**GOAL**
Return the material word for word. Do not include pictures.

-------------------------

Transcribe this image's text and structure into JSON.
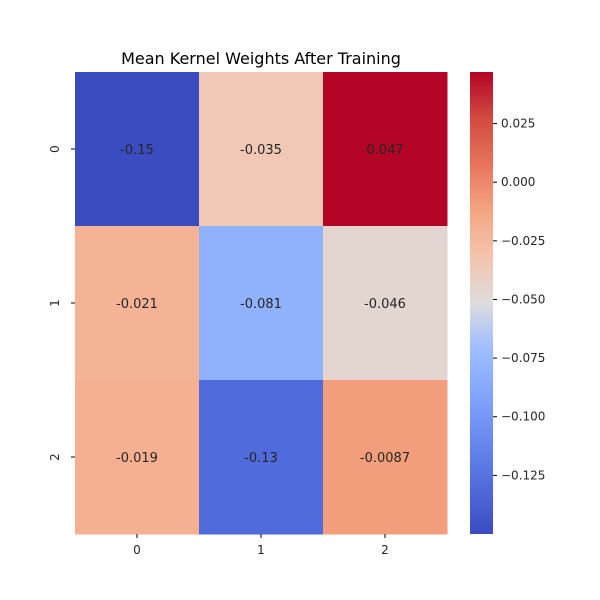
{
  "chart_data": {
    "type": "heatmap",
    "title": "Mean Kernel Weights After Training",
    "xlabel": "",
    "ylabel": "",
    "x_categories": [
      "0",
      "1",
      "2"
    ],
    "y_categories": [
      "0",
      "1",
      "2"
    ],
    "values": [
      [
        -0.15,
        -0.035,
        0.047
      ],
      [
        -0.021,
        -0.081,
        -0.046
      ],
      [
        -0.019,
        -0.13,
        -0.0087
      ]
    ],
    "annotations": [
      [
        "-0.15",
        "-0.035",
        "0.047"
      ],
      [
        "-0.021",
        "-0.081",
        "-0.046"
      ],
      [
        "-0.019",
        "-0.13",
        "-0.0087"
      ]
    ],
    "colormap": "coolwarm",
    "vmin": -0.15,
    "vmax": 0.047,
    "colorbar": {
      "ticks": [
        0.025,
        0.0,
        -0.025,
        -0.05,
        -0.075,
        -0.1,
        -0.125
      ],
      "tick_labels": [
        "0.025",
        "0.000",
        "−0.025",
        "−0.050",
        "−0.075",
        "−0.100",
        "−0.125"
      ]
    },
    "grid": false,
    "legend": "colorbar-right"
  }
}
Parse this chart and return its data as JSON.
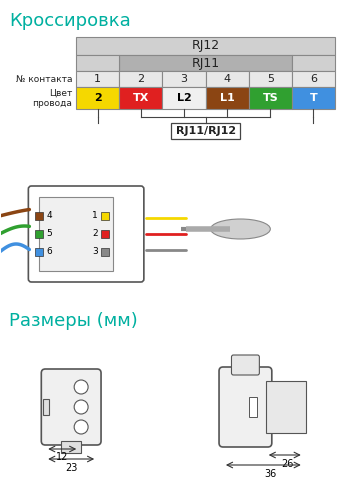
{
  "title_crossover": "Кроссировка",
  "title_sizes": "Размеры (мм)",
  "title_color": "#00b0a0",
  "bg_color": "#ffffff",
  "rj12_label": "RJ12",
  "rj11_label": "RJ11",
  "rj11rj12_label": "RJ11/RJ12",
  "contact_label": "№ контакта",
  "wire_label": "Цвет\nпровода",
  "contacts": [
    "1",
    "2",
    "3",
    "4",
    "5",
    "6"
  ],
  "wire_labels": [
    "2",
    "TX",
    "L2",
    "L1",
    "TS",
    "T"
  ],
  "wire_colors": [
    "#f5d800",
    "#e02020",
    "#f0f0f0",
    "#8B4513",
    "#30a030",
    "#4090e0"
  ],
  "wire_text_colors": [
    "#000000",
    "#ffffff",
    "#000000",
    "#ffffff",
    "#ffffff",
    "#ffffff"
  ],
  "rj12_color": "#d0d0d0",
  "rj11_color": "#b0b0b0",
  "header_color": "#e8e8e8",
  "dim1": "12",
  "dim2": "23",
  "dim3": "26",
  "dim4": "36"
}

-------------------------

**ANSWER IN FULL**
Transcribe this image's text and structure into JSON.
{
  "chart_data": {
    "type": "heatmap",
    "title": "Mean Kernel Weights After Training",
    "xlabel": "",
    "ylabel": "",
    "x_categories": [
      "0",
      "1",
      "2"
    ],
    "y_categories": [
      "0",
      "1",
      "2"
    ],
    "values": [
      [
        -0.15,
        -0.035,
        0.047
      ],
      [
        -0.021,
        -0.081,
        -0.046
      ],
      [
        -0.019,
        -0.13,
        -0.0087
      ]
    ],
    "annotations": [
      [
        "-0.15",
        "-0.035",
        "0.047"
      ],
      [
        "-0.021",
        "-0.081",
        "-0.046"
      ],
      [
        "-0.019",
        "-0.13",
        "-0.0087"
      ]
    ],
    "colormap": "coolwarm",
    "vmin": -0.15,
    "vmax": 0.047,
    "colorbar": {
      "ticks": [
        0.025,
        0.0,
        -0.025,
        -0.05,
        -0.075,
        -0.1,
        -0.125
      ],
      "tick_labels": [
        "0.025",
        "0.000",
        "−0.025",
        "−0.050",
        "−0.075",
        "−0.100",
        "−0.125"
      ]
    },
    "grid": false,
    "legend": "colorbar-right"
  }
}
Parse this chart and return its data as JSON.
{
  "title_crossover": "Кроссировка",
  "title_sizes": "Размеры (мм)",
  "title_color": "#00b0a0",
  "bg_color": "#ffffff",
  "rj12_label": "RJ12",
  "rj11_label": "RJ11",
  "rj11rj12_label": "RJ11/RJ12",
  "contact_label": "№ контакта",
  "wire_label": "Цвет\nпровода",
  "contacts": [
    "1",
    "2",
    "3",
    "4",
    "5",
    "6"
  ],
  "wire_labels": [
    "2",
    "TX",
    "L2",
    "L1",
    "TS",
    "T"
  ],
  "wire_colors": [
    "#f5d800",
    "#e02020",
    "#f0f0f0",
    "#8B4513",
    "#30a030",
    "#4090e0"
  ],
  "wire_text_colors": [
    "#000000",
    "#ffffff",
    "#000000",
    "#ffffff",
    "#ffffff",
    "#ffffff"
  ],
  "rj12_color": "#d0d0d0",
  "rj11_color": "#b0b0b0",
  "header_color": "#e8e8e8",
  "dim1": "12",
  "dim2": "23",
  "dim3": "26",
  "dim4": "36"
}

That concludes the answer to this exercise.